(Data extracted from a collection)
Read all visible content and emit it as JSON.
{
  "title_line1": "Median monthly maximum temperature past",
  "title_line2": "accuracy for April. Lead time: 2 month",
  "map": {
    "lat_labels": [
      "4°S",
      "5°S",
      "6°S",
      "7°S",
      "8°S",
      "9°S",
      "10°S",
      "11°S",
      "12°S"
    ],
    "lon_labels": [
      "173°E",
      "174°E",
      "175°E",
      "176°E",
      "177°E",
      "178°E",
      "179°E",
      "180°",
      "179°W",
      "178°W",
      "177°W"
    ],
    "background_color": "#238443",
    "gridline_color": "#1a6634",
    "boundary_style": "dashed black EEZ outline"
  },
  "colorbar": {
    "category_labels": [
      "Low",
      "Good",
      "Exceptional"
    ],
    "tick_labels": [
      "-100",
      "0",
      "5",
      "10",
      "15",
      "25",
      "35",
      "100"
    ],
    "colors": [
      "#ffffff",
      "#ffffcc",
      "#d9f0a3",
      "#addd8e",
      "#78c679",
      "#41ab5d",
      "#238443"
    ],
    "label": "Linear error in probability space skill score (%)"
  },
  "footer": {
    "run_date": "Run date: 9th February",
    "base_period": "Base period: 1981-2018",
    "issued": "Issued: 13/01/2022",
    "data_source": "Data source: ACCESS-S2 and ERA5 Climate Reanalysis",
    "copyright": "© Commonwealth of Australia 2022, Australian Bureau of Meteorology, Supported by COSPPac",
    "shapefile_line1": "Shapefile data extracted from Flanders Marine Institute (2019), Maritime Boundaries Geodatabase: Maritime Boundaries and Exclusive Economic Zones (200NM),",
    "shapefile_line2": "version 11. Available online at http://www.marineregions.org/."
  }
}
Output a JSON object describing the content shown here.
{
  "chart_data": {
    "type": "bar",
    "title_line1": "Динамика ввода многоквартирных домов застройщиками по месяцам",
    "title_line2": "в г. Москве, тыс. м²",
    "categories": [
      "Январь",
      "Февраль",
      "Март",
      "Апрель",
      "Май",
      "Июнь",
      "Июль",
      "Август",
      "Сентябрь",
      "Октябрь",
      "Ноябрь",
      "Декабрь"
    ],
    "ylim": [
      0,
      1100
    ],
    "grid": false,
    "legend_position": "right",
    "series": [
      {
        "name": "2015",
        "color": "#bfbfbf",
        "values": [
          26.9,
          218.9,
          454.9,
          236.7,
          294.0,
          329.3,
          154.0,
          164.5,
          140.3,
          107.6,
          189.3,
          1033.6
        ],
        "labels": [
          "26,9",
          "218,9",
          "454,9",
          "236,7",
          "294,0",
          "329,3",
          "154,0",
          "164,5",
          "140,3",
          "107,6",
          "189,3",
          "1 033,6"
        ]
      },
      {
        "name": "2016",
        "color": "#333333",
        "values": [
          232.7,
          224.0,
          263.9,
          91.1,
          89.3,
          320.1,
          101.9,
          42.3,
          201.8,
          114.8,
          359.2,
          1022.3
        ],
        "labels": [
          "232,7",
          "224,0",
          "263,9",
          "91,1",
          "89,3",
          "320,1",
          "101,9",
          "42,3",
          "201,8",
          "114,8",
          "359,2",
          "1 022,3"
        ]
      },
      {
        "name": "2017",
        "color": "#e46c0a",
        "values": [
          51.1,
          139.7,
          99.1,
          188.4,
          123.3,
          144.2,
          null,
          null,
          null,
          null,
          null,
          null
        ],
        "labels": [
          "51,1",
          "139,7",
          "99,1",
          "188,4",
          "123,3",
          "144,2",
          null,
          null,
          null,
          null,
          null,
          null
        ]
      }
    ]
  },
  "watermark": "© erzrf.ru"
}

» EXERCISE REQUIREMENTS: Repeat the whole listing exactly, keeping every line intact.

» FINISHED ANSWER:
Read all visible content and emit it as JSON.
{
  "title_line1": "Median monthly maximum temperature past",
  "title_line2": "accuracy for April. Lead time: 2 month",
  "map": {
    "lat_labels": [
      "4°S",
      "5°S",
      "6°S",
      "7°S",
      "8°S",
      "9°S",
      "10°S",
      "11°S",
      "12°S"
    ],
    "lon_labels": [
      "173°E",
      "174°E",
      "175°E",
      "176°E",
      "177°E",
      "178°E",
      "179°E",
      "180°",
      "179°W",
      "178°W",
      "177°W"
    ],
    "background_color": "#238443",
    "gridline_color": "#1a6634",
    "boundary_style": "dashed black EEZ outline"
  },
  "colorbar": {
    "category_labels": [
      "Low",
      "Good",
      "Exceptional"
    ],
    "tick_labels": [
      "-100",
      "0",
      "5",
      "10",
      "15",
      "25",
      "35",
      "100"
    ],
    "colors": [
      "#ffffff",
      "#ffffcc",
      "#d9f0a3",
      "#addd8e",
      "#78c679",
      "#41ab5d",
      "#238443"
    ],
    "label": "Linear error in probability space skill score (%)"
  },
  "footer": {
    "run_date": "Run date: 9th February",
    "base_period": "Base period: 1981-2018",
    "issued": "Issued: 13/01/2022",
    "data_source": "Data source: ACCESS-S2 and ERA5 Climate Reanalysis",
    "copyright": "© Commonwealth of Australia 2022, Australian Bureau of Meteorology, Supported by COSPPac",
    "shapefile_line1": "Shapefile data extracted from Flanders Marine Institute (2019), Maritime Boundaries Geodatabase: Maritime Boundaries and Exclusive Economic Zones (200NM),",
    "shapefile_line2": "version 11. Available online at http://www.marineregions.org/."
  }
}
Output a JSON object describing the content shown here.
{
  "chart_data": {
    "type": "bar",
    "title_line1": "Динамика ввода многоквартирных домов застройщиками по месяцам",
    "title_line2": "в г. Москве, тыс. м²",
    "categories": [
      "Январь",
      "Февраль",
      "Март",
      "Апрель",
      "Май",
      "Июнь",
      "Июль",
      "Август",
      "Сентябрь",
      "Октябрь",
      "Ноябрь",
      "Декабрь"
    ],
    "ylim": [
      0,
      1100
    ],
    "grid": false,
    "legend_position": "right",
    "series": [
      {
        "name": "2015",
        "color": "#bfbfbf",
        "values": [
          26.9,
          218.9,
          454.9,
          236.7,
          294.0,
          329.3,
          154.0,
          164.5,
          140.3,
          107.6,
          189.3,
          1033.6
        ],
        "labels": [
          "26,9",
          "218,9",
          "454,9",
          "236,7",
          "294,0",
          "329,3",
          "154,0",
          "164,5",
          "140,3",
          "107,6",
          "189,3",
          "1 033,6"
        ]
      },
      {
        "name": "2016",
        "color": "#333333",
        "values": [
          232.7,
          224.0,
          263.9,
          91.1,
          89.3,
          320.1,
          101.9,
          42.3,
          201.8,
          114.8,
          359.2,
          1022.3
        ],
        "labels": [
          "232,7",
          "224,0",
          "263,9",
          "91,1",
          "89,3",
          "320,1",
          "101,9",
          "42,3",
          "201,8",
          "114,8",
          "359,2",
          "1 022,3"
        ]
      },
      {
        "name": "2017",
        "color": "#e46c0a",
        "values": [
          51.1,
          139.7,
          99.1,
          188.4,
          123.3,
          144.2,
          null,
          null,
          null,
          null,
          null,
          null
        ],
        "labels": [
          "51,1",
          "139,7",
          "99,1",
          "188,4",
          "123,3",
          "144,2",
          null,
          null,
          null,
          null,
          null,
          null
        ]
      }
    ]
  },
  "watermark": "© erzrf.ru"
}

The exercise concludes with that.